------ INPUT DATA

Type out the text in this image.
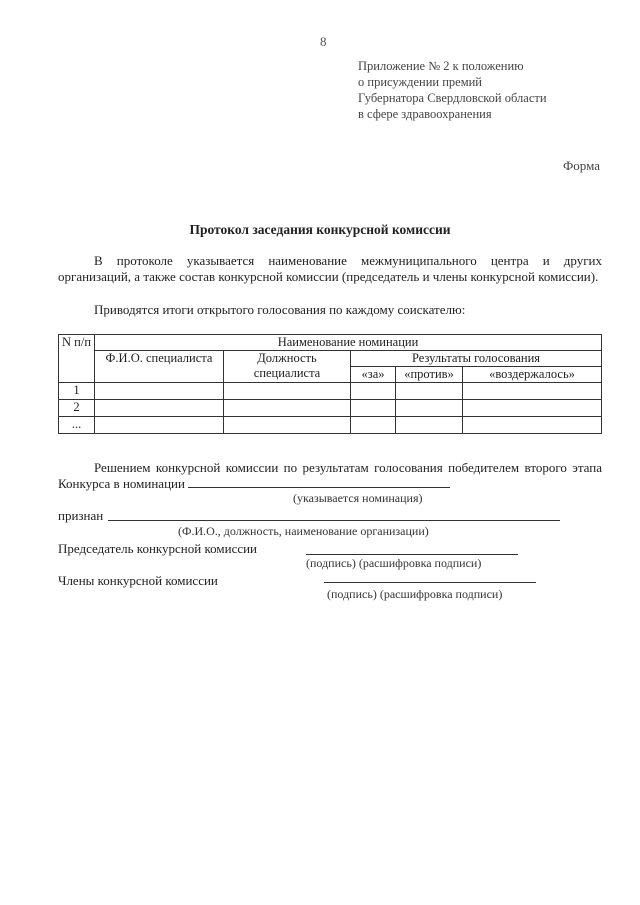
8
Приложение № 2 к положению
о присуждении премий
Губернатора Свердловской области
в сфере здравоохранения
Форма
Протокол заседания конкурсной комиссии
В протоколе указывается наименование межмуниципального центра и других организаций, а также состав конкурсной комиссии (председатель и члены конкурсной комиссии).
Приводятся итоги открытого голосования по каждому соискателю:
N п/п	Наименование номинации				
	Ф.И.О. специалиста	Должность специалиста	Результаты голосования		
			«за»	«против»	«воздержалось»
1					
2					
...					
Решением конкурсной комиссии по результатам голосования победителем второго этапа Конкурса в номинации
(указывается номинация)
признан
(Ф.И.О., должность, наименование организации)
Председатель конкурсной комиссии
(подпись) (расшифровка подписи)
Члены конкурсной комиссии
(подпись) (расшифровка подписи)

------------

**EXERCISE**
Each record above should be copied character for character, with pictures dropped.

**ANSWER FOR THE TASK**
Type out the text in this image.
8
Приложение № 2 к положению
о присуждении премий
Губернатора Свердловской области
в сфере здравоохранения
Форма
Протокол заседания конкурсной комиссии
В протоколе указывается наименование межмуниципального центра и других организаций, а также состав конкурсной комиссии (председатель и члены конкурсной комиссии).
Приводятся итоги открытого голосования по каждому соискателю:
N п/п	Наименование номинации				
	Ф.И.О. специалиста	Должность специалиста	Результаты голосования		
			«за»	«против»	«воздержалось»
1					
2					
...					
Решением конкурсной комиссии по результатам голосования победителем второго этапа Конкурса в номинации
(указывается номинация)
признан
(Ф.И.О., должность, наименование организации)
Председатель конкурсной комиссии
(подпись) (расшифровка подписи)
Члены конкурсной комиссии
(подпись) (расшифровка подписи)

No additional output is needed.